--- Start ---
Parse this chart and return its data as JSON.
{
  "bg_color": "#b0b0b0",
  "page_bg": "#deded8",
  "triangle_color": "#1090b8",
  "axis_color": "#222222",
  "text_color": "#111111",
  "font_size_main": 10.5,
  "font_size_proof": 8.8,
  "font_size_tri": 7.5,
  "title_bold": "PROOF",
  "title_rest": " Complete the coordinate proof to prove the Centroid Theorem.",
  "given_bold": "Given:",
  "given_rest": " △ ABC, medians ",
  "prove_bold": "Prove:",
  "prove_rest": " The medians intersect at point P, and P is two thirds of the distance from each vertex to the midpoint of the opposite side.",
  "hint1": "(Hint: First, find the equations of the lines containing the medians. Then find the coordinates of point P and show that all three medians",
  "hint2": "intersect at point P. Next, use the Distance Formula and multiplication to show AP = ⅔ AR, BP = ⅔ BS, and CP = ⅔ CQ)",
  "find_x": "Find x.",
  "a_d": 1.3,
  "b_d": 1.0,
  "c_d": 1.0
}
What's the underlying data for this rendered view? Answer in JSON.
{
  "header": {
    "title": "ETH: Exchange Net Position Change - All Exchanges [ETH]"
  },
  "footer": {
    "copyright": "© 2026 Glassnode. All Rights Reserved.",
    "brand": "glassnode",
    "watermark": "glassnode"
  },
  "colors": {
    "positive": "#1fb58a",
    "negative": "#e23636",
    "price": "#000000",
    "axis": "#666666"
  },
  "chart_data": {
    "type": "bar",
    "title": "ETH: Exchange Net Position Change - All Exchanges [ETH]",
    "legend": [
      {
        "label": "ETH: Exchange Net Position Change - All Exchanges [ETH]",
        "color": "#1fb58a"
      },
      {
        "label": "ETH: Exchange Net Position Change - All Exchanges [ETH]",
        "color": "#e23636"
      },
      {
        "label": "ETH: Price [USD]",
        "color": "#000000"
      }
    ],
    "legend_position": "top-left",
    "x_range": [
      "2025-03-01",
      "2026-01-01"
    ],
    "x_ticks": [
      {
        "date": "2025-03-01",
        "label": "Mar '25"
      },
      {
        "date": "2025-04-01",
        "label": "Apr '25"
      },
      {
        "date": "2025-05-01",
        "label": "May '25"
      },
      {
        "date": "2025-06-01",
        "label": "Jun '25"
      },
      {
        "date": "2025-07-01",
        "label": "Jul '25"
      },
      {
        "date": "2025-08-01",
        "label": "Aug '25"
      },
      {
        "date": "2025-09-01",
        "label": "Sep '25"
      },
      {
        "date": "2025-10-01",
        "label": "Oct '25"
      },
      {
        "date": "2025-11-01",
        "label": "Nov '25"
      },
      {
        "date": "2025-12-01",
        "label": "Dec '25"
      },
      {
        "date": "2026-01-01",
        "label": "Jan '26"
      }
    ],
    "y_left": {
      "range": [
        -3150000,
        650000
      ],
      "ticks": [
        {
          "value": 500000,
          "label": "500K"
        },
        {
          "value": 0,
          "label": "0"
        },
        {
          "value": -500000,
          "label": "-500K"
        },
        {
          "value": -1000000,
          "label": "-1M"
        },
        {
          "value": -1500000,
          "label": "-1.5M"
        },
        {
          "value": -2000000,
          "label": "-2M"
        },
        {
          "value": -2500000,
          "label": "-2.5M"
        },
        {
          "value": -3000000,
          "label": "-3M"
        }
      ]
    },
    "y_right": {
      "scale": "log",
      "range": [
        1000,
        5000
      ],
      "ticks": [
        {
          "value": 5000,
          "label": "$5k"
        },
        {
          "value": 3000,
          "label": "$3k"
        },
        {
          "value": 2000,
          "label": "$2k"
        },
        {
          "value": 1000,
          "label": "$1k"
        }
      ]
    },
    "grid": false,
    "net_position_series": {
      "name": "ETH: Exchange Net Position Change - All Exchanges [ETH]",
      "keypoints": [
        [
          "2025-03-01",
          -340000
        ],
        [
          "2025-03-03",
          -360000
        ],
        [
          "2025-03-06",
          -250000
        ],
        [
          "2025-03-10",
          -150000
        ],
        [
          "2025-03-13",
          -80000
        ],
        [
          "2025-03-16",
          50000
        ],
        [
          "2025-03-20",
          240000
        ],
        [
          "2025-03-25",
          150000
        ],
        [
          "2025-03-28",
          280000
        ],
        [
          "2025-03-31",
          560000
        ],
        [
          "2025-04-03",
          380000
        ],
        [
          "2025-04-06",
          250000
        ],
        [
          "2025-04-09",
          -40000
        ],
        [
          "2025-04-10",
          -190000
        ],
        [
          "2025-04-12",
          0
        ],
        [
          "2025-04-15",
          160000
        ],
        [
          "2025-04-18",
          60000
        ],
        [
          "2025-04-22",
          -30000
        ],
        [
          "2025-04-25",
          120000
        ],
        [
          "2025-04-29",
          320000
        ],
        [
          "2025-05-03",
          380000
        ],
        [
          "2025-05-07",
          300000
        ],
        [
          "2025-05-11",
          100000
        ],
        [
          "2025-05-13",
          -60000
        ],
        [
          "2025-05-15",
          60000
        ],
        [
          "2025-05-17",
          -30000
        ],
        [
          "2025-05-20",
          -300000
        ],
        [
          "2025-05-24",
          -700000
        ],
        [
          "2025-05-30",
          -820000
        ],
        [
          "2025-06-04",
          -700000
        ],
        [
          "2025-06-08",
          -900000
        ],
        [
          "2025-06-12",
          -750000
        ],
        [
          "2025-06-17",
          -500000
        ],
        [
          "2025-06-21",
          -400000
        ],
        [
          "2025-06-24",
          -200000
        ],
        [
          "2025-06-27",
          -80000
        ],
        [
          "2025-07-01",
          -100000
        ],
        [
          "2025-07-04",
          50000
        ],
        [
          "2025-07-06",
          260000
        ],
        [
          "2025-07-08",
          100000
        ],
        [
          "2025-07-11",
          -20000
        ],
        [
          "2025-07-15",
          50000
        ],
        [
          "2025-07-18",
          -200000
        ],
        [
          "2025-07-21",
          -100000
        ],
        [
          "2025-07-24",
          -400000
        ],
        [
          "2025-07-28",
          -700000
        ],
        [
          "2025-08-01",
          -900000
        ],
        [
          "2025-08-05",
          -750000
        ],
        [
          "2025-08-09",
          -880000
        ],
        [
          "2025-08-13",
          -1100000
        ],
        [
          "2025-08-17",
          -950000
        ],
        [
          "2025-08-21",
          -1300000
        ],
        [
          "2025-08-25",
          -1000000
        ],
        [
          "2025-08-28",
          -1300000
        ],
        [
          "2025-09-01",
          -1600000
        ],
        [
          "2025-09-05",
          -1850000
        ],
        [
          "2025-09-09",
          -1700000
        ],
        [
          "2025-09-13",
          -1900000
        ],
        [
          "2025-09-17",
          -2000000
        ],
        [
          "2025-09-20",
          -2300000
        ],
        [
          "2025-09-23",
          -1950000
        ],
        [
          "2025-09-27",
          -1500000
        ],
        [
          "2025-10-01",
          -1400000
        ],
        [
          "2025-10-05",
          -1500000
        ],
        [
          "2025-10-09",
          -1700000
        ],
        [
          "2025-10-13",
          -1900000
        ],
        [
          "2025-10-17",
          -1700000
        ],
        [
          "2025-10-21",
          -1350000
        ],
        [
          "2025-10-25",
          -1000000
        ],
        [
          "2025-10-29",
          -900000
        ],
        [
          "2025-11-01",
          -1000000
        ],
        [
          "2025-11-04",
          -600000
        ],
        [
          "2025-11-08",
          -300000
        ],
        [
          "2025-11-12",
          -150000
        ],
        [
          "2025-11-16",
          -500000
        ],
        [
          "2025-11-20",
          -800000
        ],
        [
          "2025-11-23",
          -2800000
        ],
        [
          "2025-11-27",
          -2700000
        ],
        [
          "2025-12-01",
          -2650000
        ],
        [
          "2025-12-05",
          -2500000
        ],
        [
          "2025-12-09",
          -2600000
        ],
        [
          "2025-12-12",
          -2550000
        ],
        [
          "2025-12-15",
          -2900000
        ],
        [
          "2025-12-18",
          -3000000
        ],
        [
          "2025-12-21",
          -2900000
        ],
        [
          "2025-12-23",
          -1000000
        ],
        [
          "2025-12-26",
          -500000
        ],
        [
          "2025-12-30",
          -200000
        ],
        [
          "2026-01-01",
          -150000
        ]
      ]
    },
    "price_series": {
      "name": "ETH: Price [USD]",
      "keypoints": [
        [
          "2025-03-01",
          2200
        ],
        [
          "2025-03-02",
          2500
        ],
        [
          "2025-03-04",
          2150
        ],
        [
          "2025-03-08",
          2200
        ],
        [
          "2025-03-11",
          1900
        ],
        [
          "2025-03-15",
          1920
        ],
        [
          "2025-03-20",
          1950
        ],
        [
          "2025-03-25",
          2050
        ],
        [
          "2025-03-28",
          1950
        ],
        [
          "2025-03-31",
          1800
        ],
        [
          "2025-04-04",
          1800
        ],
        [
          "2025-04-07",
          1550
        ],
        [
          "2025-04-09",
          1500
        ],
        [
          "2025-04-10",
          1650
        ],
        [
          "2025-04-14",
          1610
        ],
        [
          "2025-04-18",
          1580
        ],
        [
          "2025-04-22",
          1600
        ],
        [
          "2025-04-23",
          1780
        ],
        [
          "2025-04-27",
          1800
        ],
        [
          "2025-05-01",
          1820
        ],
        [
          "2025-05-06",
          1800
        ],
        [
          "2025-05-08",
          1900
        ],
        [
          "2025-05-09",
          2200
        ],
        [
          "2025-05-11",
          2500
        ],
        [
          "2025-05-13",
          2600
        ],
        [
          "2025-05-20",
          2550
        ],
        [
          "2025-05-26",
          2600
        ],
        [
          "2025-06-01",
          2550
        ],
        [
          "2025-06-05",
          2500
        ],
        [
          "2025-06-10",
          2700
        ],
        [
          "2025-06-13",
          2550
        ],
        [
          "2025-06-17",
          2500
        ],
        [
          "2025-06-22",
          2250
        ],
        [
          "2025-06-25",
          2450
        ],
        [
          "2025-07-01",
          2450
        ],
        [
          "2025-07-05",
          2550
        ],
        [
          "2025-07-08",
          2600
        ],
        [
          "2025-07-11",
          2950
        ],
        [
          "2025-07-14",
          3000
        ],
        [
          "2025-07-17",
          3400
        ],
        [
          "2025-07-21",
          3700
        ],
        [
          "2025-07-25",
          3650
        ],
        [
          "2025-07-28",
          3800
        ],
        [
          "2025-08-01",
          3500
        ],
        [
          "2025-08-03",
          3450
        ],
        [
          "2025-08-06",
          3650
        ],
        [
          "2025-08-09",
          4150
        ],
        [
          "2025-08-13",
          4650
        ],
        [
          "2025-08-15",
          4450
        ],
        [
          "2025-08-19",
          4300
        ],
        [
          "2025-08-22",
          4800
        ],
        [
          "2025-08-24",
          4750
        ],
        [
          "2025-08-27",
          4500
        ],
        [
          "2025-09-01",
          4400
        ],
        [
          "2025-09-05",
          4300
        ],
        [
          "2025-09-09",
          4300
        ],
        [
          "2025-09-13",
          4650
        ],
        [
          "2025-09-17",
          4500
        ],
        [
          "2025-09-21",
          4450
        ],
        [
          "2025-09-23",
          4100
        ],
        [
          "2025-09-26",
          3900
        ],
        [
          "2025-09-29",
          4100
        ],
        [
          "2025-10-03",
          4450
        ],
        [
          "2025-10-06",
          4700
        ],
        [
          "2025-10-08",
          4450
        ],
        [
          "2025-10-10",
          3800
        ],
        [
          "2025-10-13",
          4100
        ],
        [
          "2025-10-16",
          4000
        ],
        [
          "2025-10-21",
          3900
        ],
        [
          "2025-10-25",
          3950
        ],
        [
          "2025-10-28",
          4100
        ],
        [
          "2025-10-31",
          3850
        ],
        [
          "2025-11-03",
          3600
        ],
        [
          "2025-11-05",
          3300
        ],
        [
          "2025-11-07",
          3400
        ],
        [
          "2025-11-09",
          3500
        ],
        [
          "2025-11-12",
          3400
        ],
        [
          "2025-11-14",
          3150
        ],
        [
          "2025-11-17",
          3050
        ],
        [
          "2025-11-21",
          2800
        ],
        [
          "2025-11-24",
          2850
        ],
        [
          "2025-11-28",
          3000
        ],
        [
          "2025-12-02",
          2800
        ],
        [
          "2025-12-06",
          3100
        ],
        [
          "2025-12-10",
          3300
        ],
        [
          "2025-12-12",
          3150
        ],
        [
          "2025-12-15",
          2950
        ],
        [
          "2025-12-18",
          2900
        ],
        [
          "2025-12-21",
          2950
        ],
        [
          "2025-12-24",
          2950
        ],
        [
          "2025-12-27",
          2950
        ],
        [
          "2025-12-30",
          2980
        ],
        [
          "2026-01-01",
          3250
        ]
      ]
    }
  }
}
--- End ---
* **DIRECTIONS FOR THIS TASK**
Select and copy every line of the listing with the word "date".

* **TASK ANSWER**
        "date": "2025-03-01",
        "date": "2025-04-01",
        "date": "2025-05-01",
        "date": "2025-06-01",
        "date": "2025-07-01",
        "date": "2025-08-01",
        "date": "2025-09-01",
        "date": "2025-10-01",
        "date": "2025-11-01",
        "date": "2025-12-01",
        "date": "2026-01-01",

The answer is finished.